• _Work to complete_:
Across the entries, how many lines have the string "VIỆT" in them? Reply with only a number.

(Recorded data)
◇ ◇ ◇ ◇ ◇ ◇ ◇

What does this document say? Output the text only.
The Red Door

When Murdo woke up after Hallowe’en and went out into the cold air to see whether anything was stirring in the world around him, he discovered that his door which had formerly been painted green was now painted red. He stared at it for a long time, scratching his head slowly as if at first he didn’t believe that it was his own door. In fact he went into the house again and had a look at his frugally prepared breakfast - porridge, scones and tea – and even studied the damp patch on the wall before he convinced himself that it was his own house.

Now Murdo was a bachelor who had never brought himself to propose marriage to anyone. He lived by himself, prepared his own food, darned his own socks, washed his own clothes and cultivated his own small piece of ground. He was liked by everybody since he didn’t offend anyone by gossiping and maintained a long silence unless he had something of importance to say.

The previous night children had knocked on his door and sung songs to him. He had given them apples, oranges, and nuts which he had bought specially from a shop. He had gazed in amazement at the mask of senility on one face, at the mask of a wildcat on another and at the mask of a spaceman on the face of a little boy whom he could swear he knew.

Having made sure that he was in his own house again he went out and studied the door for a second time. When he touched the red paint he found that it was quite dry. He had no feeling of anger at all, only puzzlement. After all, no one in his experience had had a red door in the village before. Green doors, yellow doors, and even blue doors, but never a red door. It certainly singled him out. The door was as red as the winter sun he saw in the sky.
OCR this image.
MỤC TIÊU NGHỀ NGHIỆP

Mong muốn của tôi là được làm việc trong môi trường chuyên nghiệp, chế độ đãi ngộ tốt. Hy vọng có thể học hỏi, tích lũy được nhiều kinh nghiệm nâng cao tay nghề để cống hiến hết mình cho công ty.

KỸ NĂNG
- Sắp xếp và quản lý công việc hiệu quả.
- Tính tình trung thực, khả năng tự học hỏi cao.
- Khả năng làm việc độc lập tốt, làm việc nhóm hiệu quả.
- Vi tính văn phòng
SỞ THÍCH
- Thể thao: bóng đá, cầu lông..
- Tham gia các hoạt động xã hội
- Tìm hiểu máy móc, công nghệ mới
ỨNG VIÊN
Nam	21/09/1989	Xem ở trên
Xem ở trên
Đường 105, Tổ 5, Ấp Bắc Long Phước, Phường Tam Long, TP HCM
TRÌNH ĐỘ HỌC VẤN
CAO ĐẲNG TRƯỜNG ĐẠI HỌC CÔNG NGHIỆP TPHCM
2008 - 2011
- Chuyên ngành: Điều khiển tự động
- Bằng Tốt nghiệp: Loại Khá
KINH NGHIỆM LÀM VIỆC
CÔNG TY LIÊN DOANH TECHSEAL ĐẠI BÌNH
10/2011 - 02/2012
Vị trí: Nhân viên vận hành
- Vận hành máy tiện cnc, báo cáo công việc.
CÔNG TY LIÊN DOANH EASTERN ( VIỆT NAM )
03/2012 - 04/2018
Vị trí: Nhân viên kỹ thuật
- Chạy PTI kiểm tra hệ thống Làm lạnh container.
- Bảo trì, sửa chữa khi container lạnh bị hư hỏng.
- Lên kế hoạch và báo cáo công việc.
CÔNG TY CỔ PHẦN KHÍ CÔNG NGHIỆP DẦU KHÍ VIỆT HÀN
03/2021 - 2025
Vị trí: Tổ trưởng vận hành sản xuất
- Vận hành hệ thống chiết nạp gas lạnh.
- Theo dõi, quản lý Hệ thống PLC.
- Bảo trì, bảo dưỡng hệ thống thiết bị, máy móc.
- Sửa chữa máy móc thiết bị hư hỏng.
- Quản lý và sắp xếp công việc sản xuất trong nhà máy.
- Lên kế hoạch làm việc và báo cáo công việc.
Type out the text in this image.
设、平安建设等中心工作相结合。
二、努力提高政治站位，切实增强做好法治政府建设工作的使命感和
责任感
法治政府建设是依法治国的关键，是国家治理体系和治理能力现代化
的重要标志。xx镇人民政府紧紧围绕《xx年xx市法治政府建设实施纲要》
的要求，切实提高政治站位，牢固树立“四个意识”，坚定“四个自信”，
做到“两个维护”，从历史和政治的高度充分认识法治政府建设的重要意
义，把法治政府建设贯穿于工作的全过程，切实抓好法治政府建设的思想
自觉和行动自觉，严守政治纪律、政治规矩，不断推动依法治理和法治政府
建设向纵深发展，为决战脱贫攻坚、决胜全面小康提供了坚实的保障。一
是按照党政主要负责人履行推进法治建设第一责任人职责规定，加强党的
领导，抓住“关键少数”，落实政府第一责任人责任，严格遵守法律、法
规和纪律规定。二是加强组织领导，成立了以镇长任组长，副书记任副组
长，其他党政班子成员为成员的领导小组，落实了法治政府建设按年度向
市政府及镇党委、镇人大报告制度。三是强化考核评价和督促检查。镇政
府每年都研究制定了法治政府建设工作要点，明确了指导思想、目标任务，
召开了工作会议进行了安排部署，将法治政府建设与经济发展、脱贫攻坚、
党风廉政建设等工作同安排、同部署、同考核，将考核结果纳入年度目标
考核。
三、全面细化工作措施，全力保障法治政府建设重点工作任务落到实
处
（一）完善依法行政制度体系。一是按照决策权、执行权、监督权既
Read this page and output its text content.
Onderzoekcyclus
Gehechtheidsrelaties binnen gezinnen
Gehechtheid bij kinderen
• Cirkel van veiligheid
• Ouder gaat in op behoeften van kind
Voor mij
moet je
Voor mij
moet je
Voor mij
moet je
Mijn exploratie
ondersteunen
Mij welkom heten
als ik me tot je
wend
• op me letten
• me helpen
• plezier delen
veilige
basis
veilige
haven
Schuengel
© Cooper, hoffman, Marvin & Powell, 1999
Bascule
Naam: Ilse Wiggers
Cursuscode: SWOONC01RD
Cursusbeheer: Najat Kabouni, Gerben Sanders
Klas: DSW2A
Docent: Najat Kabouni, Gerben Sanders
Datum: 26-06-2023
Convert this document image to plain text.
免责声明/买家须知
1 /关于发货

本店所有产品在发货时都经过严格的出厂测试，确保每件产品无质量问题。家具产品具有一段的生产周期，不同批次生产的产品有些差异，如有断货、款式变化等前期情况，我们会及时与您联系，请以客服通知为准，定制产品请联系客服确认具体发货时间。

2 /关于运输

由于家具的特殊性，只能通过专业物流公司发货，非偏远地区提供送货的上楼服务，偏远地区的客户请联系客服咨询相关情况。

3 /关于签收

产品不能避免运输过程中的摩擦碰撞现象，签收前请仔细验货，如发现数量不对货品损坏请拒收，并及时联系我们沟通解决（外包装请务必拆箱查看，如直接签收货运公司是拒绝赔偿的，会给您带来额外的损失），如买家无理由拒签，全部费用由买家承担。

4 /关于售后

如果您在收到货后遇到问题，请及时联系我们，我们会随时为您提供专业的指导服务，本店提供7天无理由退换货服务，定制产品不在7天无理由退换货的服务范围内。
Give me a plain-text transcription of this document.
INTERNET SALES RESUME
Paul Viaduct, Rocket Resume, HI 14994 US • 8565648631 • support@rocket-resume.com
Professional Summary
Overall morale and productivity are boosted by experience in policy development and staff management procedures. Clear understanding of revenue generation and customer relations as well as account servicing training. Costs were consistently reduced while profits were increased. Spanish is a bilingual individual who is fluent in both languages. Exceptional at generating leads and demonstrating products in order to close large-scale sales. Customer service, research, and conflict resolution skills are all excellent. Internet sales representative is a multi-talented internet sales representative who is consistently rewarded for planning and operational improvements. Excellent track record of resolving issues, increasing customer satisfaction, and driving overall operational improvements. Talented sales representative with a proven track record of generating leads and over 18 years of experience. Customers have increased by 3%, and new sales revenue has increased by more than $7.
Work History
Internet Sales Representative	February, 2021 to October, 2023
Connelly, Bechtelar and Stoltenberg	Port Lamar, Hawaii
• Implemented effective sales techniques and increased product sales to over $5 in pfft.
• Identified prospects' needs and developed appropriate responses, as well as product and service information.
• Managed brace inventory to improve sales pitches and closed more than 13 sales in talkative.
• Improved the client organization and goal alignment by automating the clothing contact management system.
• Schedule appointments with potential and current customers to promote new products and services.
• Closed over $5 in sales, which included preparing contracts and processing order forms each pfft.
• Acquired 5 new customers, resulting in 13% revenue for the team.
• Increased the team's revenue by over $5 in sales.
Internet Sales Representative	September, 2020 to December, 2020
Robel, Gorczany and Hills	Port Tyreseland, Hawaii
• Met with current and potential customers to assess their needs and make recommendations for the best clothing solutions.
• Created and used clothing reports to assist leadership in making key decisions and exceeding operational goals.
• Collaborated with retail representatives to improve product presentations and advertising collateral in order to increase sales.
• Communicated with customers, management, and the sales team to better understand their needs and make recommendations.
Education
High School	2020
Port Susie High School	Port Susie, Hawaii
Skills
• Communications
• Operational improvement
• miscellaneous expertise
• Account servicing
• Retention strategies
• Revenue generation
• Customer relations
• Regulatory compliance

◇ ◇ ◇ ◇ ◇ ◇ ◇

• _Worked solution_:
2